• [Exercise objective] Skip the pictures and quote all of the lines exactly.

Data entries for graphics
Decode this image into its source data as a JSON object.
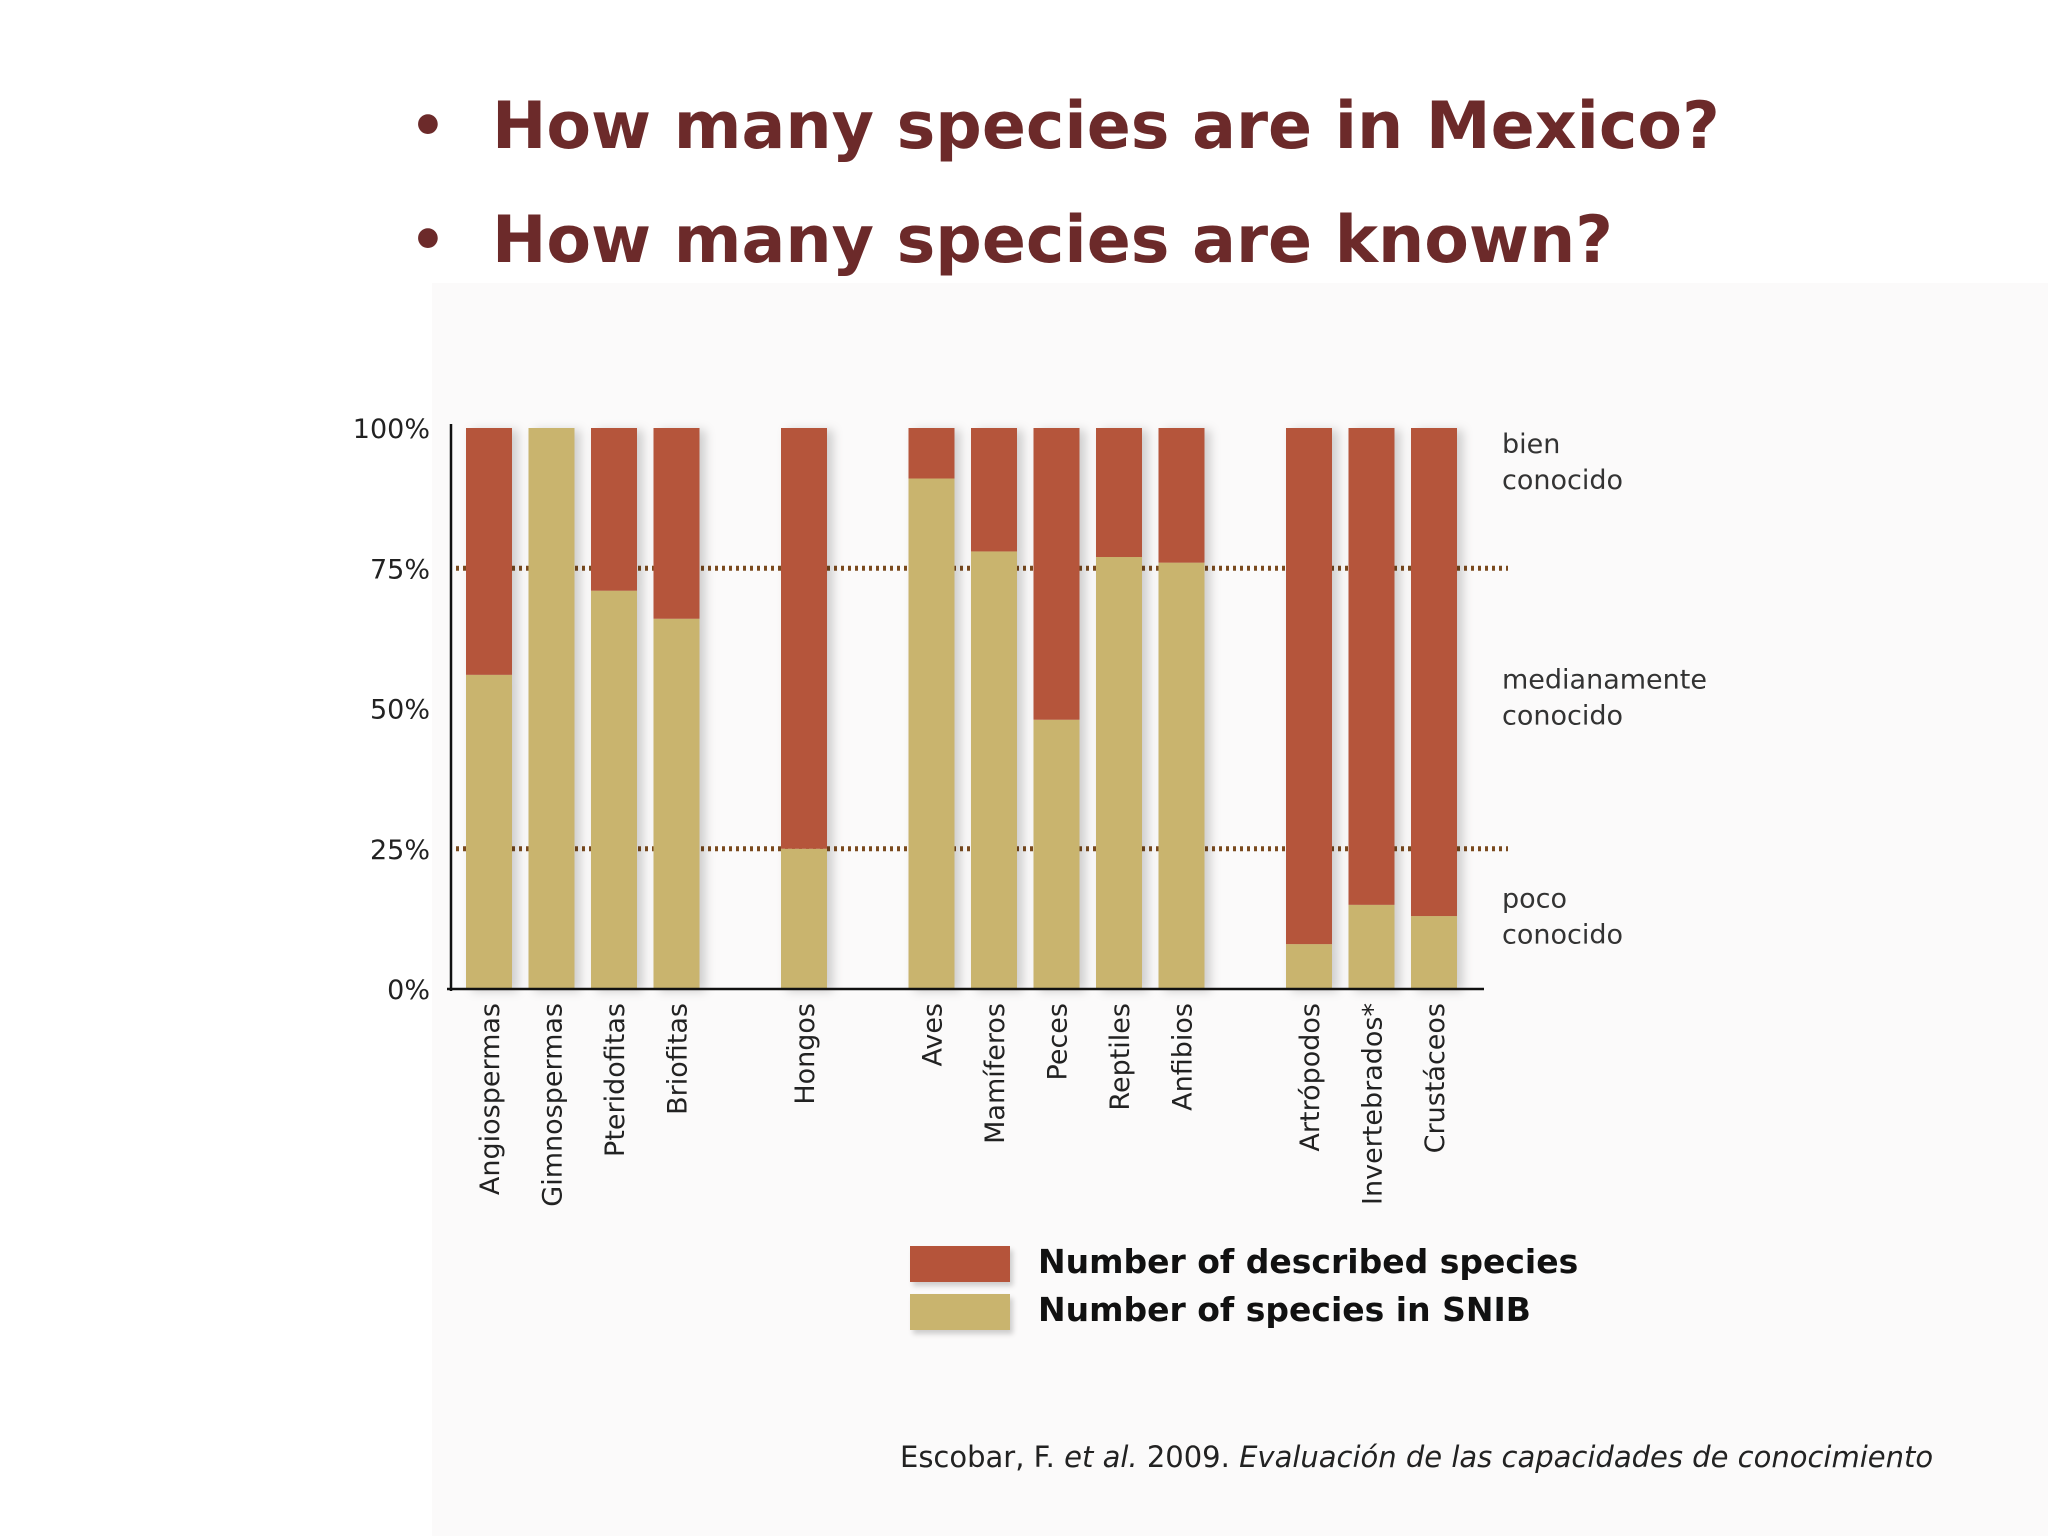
{
  "slide": {
    "bullets": [
      "How many species are in Mexico?",
      "How many species are known?"
    ],
    "bullet_glyph": "•",
    "citation": {
      "author": "Escobar, F.",
      "et": "et",
      "al": "al.",
      "year": "2009.",
      "work": "Evaluación de las capacidades de conocimiento"
    }
  },
  "chart_data": {
    "type": "bar",
    "stacked": true,
    "title": "",
    "xlabel": "",
    "ylabel": "",
    "ylim": [
      0,
      100
    ],
    "y_ticks": [
      "0%",
      "25%",
      "50%",
      "75%",
      "100%"
    ],
    "y_tick_values": [
      0,
      25,
      50,
      75,
      100
    ],
    "reference_lines": [
      25,
      75
    ],
    "categories": [
      "Angiospermas",
      "Gimnospermas",
      "Pteridofitas",
      "Briofitas",
      "Hongos",
      "Aves",
      "Mamíferos",
      "Peces",
      "Reptiles",
      "Anfibios",
      "Artrópodos",
      "Invertebrados*",
      "Crustáceos"
    ],
    "groups": [
      [
        0,
        1,
        2,
        3
      ],
      [
        4
      ],
      [
        5,
        6,
        7,
        8,
        9
      ],
      [
        10,
        11,
        12
      ]
    ],
    "series": [
      {
        "name": "Number of species in SNIB",
        "color": "#c9b46e",
        "values": [
          56,
          100,
          71,
          66,
          25,
          91,
          78,
          48,
          77,
          76,
          8,
          15,
          13
        ]
      },
      {
        "name": "Number of described species",
        "color": "#b5543a",
        "values": [
          44,
          0,
          29,
          34,
          75,
          9,
          22,
          52,
          23,
          24,
          92,
          85,
          87
        ]
      }
    ],
    "zone_labels": [
      {
        "lines": [
          "bien",
          "conocido"
        ],
        "level": 92
      },
      {
        "lines": [
          "medianamente",
          "conocido"
        ],
        "level": 50
      },
      {
        "lines": [
          "poco",
          "conocido"
        ],
        "level": 11
      }
    ],
    "legend": [
      {
        "label": "Number of described species",
        "color": "#b5543a"
      },
      {
        "label": "Number of species in SNIB",
        "color": "#c9b46e"
      }
    ],
    "legend_position": "bottom-right",
    "grid": false
  }
}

• [Response to the task]
Decode this image into its source data as a JSON object.
{
  "slide": {
    "bullets": [
      "How many species are in Mexico?",
      "How many species are known?"
    ],
    "bullet_glyph": "•",
    "citation": {
      "author": "Escobar, F.",
      "et": "et",
      "al": "al.",
      "year": "2009.",
      "work": "Evaluación de las capacidades de conocimiento"
    }
  },
  "chart_data": {
    "type": "bar",
    "stacked": true,
    "title": "",
    "xlabel": "",
    "ylabel": "",
    "ylim": [
      0,
      100
    ],
    "y_ticks": [
      "0%",
      "25%",
      "50%",
      "75%",
      "100%"
    ],
    "y_tick_values": [
      0,
      25,
      50,
      75,
      100
    ],
    "reference_lines": [
      25,
      75
    ],
    "categories": [
      "Angiospermas",
      "Gimnospermas",
      "Pteridofitas",
      "Briofitas",
      "Hongos",
      "Aves",
      "Mamíferos",
      "Peces",
      "Reptiles",
      "Anfibios",
      "Artrópodos",
      "Invertebrados*",
      "Crustáceos"
    ],
    "groups": [
      [
        0,
        1,
        2,
        3
      ],
      [
        4
      ],
      [
        5,
        6,
        7,
        8,
        9
      ],
      [
        10,
        11,
        12
      ]
    ],
    "series": [
      {
        "name": "Number of species in SNIB",
        "color": "#c9b46e",
        "values": [
          56,
          100,
          71,
          66,
          25,
          91,
          78,
          48,
          77,
          76,
          8,
          15,
          13
        ]
      },
      {
        "name": "Number of described species",
        "color": "#b5543a",
        "values": [
          44,
          0,
          29,
          34,
          75,
          9,
          22,
          52,
          23,
          24,
          92,
          85,
          87
        ]
      }
    ],
    "zone_labels": [
      {
        "lines": [
          "bien",
          "conocido"
        ],
        "level": 92
      },
      {
        "lines": [
          "medianamente",
          "conocido"
        ],
        "level": 50
      },
      {
        "lines": [
          "poco",
          "conocido"
        ],
        "level": 11
      }
    ],
    "legend": [
      {
        "label": "Number of described species",
        "color": "#b5543a"
      },
      {
        "label": "Number of species in SNIB",
        "color": "#c9b46e"
      }
    ],
    "legend_position": "bottom-right",
    "grid": false
  }
}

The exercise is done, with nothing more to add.